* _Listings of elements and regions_
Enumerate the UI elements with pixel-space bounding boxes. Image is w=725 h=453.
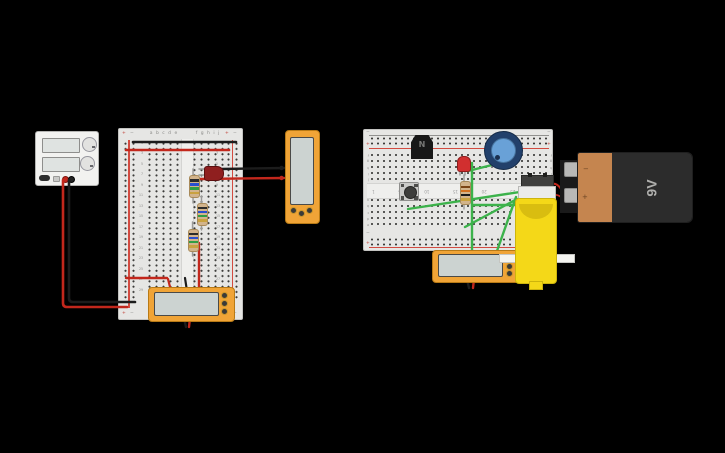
resistor-band (189, 233, 198, 236)
resistor-band (190, 179, 199, 182)
resistor-band (190, 192, 199, 195)
resistor-band (461, 190, 470, 193)
resistor-1[interactable] (189, 175, 200, 198)
battery-voltage-label: 9V (644, 179, 660, 196)
pushbutton[interactable] (399, 182, 419, 201)
multimeter-bottom-left[interactable] (148, 287, 235, 322)
wire-meter1-black[interactable] (221, 168, 284, 169)
multimeter-port[interactable] (221, 300, 228, 307)
resistor-band (461, 198, 470, 201)
pushbutton-cap[interactable] (404, 186, 417, 199)
resistor-band (198, 215, 207, 218)
motor-terminal[interactable] (528, 173, 532, 177)
pushbutton-leg (401, 184, 405, 188)
potentiometer[interactable] (484, 131, 523, 170)
resistor-band (198, 211, 207, 214)
multimeter-port[interactable] (506, 270, 513, 277)
circuit-canvas: + − a b c d e f g h i j + − + − a b c d … (0, 0, 725, 453)
resistor-band (189, 237, 198, 240)
resistor-band (198, 219, 207, 222)
multimeter-port[interactable] (290, 207, 297, 214)
motor-mount-tab (529, 281, 543, 290)
resistor-band (190, 183, 199, 186)
resistor-band (189, 241, 198, 244)
resistor-band (461, 194, 470, 197)
pushbutton-leg (401, 196, 405, 200)
battery-dark-section: 9V (612, 153, 692, 222)
motor-cap (519, 204, 553, 219)
multimeter-screen (438, 254, 503, 277)
battery-plus-symbol: + (582, 193, 588, 201)
resistor-band (190, 187, 199, 190)
multimeter-port[interactable] (221, 308, 228, 315)
led-right[interactable] (457, 156, 471, 172)
wire-psu-negative[interactable] (69, 180, 135, 302)
multimeter-port[interactable] (221, 292, 228, 299)
led-left[interactable] (204, 166, 224, 181)
transistor-label: N (419, 140, 426, 159)
resistor-band (461, 186, 470, 189)
multimeter-vertical[interactable] (285, 130, 320, 224)
wire-layer (0, 0, 725, 453)
motor-axle-right[interactable] (555, 254, 575, 263)
potentiometer-indicator (495, 155, 500, 160)
multimeter-port[interactable] (506, 263, 513, 270)
resistor-2[interactable] (197, 203, 208, 226)
resistor-band (189, 245, 198, 248)
resistor-3[interactable] (188, 229, 199, 252)
multimeter-port[interactable] (298, 210, 305, 217)
battery-minus-symbol: − (583, 165, 589, 173)
multimeter-screen (154, 292, 219, 316)
resistor-right[interactable] (460, 181, 471, 205)
battery-copper-section (578, 153, 612, 222)
multimeter-port[interactable] (306, 207, 313, 214)
multimeter-screen (290, 137, 314, 205)
transistor[interactable]: N (411, 135, 433, 159)
probe-tip-black[interactable] (279, 166, 283, 170)
battery-9v[interactable]: 9V − + (577, 152, 693, 223)
dc-motor-body[interactable] (515, 198, 557, 284)
probe-tip-red[interactable] (279, 176, 283, 180)
wire-psu-positive[interactable] (63, 180, 127, 307)
resistor-band (198, 207, 207, 210)
motor-terminal[interactable] (543, 173, 547, 177)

* _EXERCISE DETAILS_
Reproduce the entire listing above verbatim, line for line, but omit the picture.

* _FINISHED ANSWER_
Enumerate the UI elements with pixel-space bounding boxes. Image is w=725 h=453.
resistor-band (189, 233, 198, 236)
resistor-band (190, 179, 199, 182)
resistor-band (190, 192, 199, 195)
resistor-band (461, 190, 470, 193)
resistor-1[interactable] (189, 175, 200, 198)
battery-voltage-label: 9V (644, 179, 660, 196)
pushbutton[interactable] (399, 182, 419, 201)
multimeter-bottom-left[interactable] (148, 287, 235, 322)
wire-meter1-black[interactable] (221, 168, 284, 169)
multimeter-port[interactable] (221, 300, 228, 307)
resistor-band (461, 198, 470, 201)
pushbutton-cap[interactable] (404, 186, 417, 199)
resistor-band (198, 215, 207, 218)
motor-terminal[interactable] (528, 173, 532, 177)
pushbutton-leg (401, 184, 405, 188)
potentiometer[interactable] (484, 131, 523, 170)
resistor-band (198, 211, 207, 214)
multimeter-port[interactable] (506, 270, 513, 277)
circuit-canvas: + − a b c d e f g h i j + − + − a b c d … (0, 0, 725, 453)
resistor-band (189, 237, 198, 240)
resistor-band (198, 219, 207, 222)
multimeter-port[interactable] (290, 207, 297, 214)
motor-mount-tab (529, 281, 543, 290)
resistor-band (190, 183, 199, 186)
resistor-band (189, 241, 198, 244)
resistor-band (461, 194, 470, 197)
pushbutton-leg (401, 196, 405, 200)
battery-dark-section: 9V (612, 153, 692, 222)
motor-cap (519, 204, 553, 219)
multimeter-screen (438, 254, 503, 277)
battery-plus-symbol: + (582, 193, 588, 201)
resistor-band (190, 187, 199, 190)
multimeter-port[interactable] (221, 308, 228, 315)
led-right[interactable] (457, 156, 471, 172)
wire-psu-negative[interactable] (69, 180, 135, 302)
multimeter-port[interactable] (221, 292, 228, 299)
led-left[interactable] (204, 166, 224, 181)
transistor-label: N (419, 140, 426, 159)
resistor-band (461, 186, 470, 189)
multimeter-vertical[interactable] (285, 130, 320, 224)
wire-layer (0, 0, 725, 453)
motor-axle-right[interactable] (555, 254, 575, 263)
potentiometer-indicator (495, 155, 500, 160)
multimeter-port[interactable] (506, 263, 513, 270)
resistor-2[interactable] (197, 203, 208, 226)
resistor-band (189, 245, 198, 248)
resistor-3[interactable] (188, 229, 199, 252)
multimeter-port[interactable] (298, 210, 305, 217)
battery-minus-symbol: − (583, 165, 589, 173)
multimeter-screen (154, 292, 219, 316)
resistor-right[interactable] (460, 181, 471, 205)
battery-copper-section (578, 153, 612, 222)
multimeter-port[interactable] (306, 207, 313, 214)
multimeter-screen (290, 137, 314, 205)
transistor[interactable]: N (411, 135, 433, 159)
probe-tip-black[interactable] (279, 166, 283, 170)
battery-9v[interactable]: 9V − + (577, 152, 693, 223)
dc-motor-body[interactable] (515, 198, 557, 284)
probe-tip-red[interactable] (279, 176, 283, 180)
wire-psu-positive[interactable] (63, 180, 127, 307)
resistor-band (198, 207, 207, 210)
motor-terminal[interactable] (543, 173, 547, 177)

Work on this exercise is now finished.